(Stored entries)
•••••
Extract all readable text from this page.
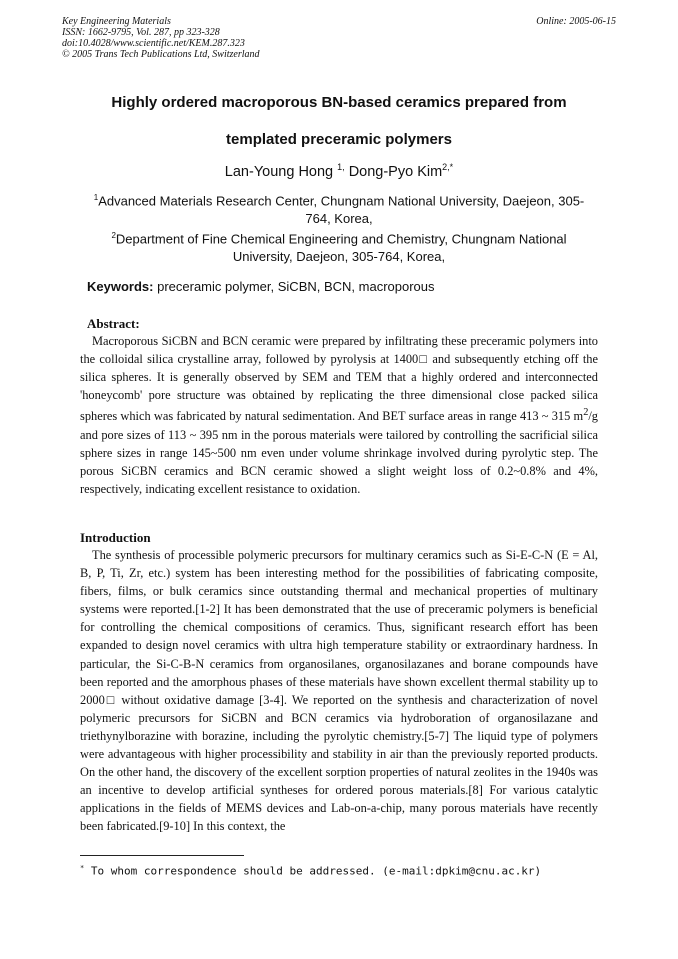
Key Engineering Materials
ISSN: 1662-9795, Vol. 287, pp 323-328
doi:10.4028/www.scientific.net/KEM.287.323
© 2005 Trans Tech Publications Ltd, Switzerland
Online: 2005-06-15
Highly ordered macroporous BN-based ceramics prepared from
templated preceramic polymers
Lan-Young Hong $^{1,}$ Dong-Pyo Kim$^{2,*}$
$^1$Advanced Materials Research Center, Chungnam National University, Daejeon, 305-764, Korea,
$^2$Department of Fine Chemical Engineering and Chemistry, Chungnam National University, Daejeon, 305-764, Korea,
Keywords: preceramic polymer, SiCBN, BCN, macroporous
Abstract:
Macroporous SiCBN and BCN ceramic were prepared by infiltrating these preceramic polymers into the colloidal silica crystalline array, followed by pyrolysis at 1400□ and subsequently etching off the silica spheres. It is generally observed by SEM and TEM that a highly ordered and interconnected 'honeycomb' pore structure was obtained by replicating the three dimensional close packed silica spheres which was fabricated by natural sedimentation. And BET surface areas in range 413 ~ 315 $m^2/g$ and pore sizes of 113 ~ 395 nm in the porous materials were tailored by controlling the sacrificial silica sphere sizes in range 145~500 nm even under volume shrinkage involved during pyrolytic step. The porous SiCBN ceramics and BCN ceramic showed a slight weight loss of 0.2~0.8% and 4%, respectively, indicating excellent resistance to oxidation.
Introduction
The synthesis of processible polymeric precursors for multinary ceramics such as Si-E-C-N (E = Al, B, P, Ti, Zr, etc.) system has been interesting method for the possibilities of fabricating composite, fibers, films, or bulk ceramics since outstanding thermal and mechanical properties of multinary systems were reported.[1-2] It has been demonstrated that the use of preceramic polymers is beneficial for controlling the chemical compositions of ceramics. Thus, significant research effort has been expanded to design novel ceramics with ultra high temperature stability or extraordinary hardness. In particular, the Si-C-B-N ceramics from organosilanes, organosilazanes and borane compounds have been reported and the amorphous phases of these materials have shown excellent thermal stability up to 2000□ without oxidative damage [3-4]. We reported on the synthesis and characterization of novel polymeric precursors for SiCBN and BCN ceramics via hydroboration of organosilazane and triethynylborazine with borazine, including the pyrolytic chemistry.[5-7] The liquid type of polymers were advantageous with higher processibility and stability in air than the previously reported products. On the other hand, the discovery of the excellent sorption properties of natural zeolites in the 1940s was an incentive to develop artificial syntheses for ordered porous materials.[8] For various catalytic applications in the fields of MEMS devices and Lab-on-a-chip, many porous materials have recently been fabricated.[9-10] In this context, the
* To whom correspondence should be addressed. (e-mail:dpkim@cnu.ac.kr)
•••••
▸ **YOUR INSTRUCTIONS**
Omit every picture, then repeat the remaining data exactly as it appears above.

▸ **FINAL RESULT**
Extract all readable text from this page.
Key Engineering Materials
ISSN: 1662-9795, Vol. 287, pp 323-328
doi:10.4028/www.scientific.net/KEM.287.323
© 2005 Trans Tech Publications Ltd, Switzerland
Online: 2005-06-15
Highly ordered macroporous BN-based ceramics prepared from
templated preceramic polymers
Lan-Young Hong $^{1,}$ Dong-Pyo Kim$^{2,*}$
$^1$Advanced Materials Research Center, Chungnam National University, Daejeon, 305-764, Korea,
$^2$Department of Fine Chemical Engineering and Chemistry, Chungnam National University, Daejeon, 305-764, Korea,
Keywords: preceramic polymer, SiCBN, BCN, macroporous
Abstract:
Macroporous SiCBN and BCN ceramic were prepared by infiltrating these preceramic polymers into the colloidal silica crystalline array, followed by pyrolysis at 1400□ and subsequently etching off the silica spheres. It is generally observed by SEM and TEM that a highly ordered and interconnected 'honeycomb' pore structure was obtained by replicating the three dimensional close packed silica spheres which was fabricated by natural sedimentation. And BET surface areas in range 413 ~ 315 $m^2/g$ and pore sizes of 113 ~ 395 nm in the porous materials were tailored by controlling the sacrificial silica sphere sizes in range 145~500 nm even under volume shrinkage involved during pyrolytic step. The porous SiCBN ceramics and BCN ceramic showed a slight weight loss of 0.2~0.8% and 4%, respectively, indicating excellent resistance to oxidation.
Introduction
The synthesis of processible polymeric precursors for multinary ceramics such as Si-E-C-N (E = Al, B, P, Ti, Zr, etc.) system has been interesting method for the possibilities of fabricating composite, fibers, films, or bulk ceramics since outstanding thermal and mechanical properties of multinary systems were reported.[1-2] It has been demonstrated that the use of preceramic polymers is beneficial for controlling the chemical compositions of ceramics. Thus, significant research effort has been expanded to design novel ceramics with ultra high temperature stability or extraordinary hardness. In particular, the Si-C-B-N ceramics from organosilanes, organosilazanes and borane compounds have been reported and the amorphous phases of these materials have shown excellent thermal stability up to 2000□ without oxidative damage [3-4]. We reported on the synthesis and characterization of novel polymeric precursors for SiCBN and BCN ceramics via hydroboration of organosilazane and triethynylborazine with borazine, including the pyrolytic chemistry.[5-7] The liquid type of polymers were advantageous with higher processibility and stability in air than the previously reported products. On the other hand, the discovery of the excellent sorption properties of natural zeolites in the 1940s was an incentive to develop artificial syntheses for ordered porous materials.[8] For various catalytic applications in the fields of MEMS devices and Lab-on-a-chip, many porous materials have recently been fabricated.[9-10] In this context, the
* To whom correspondence should be addressed. (e-mail:dpkim@cnu.ac.kr)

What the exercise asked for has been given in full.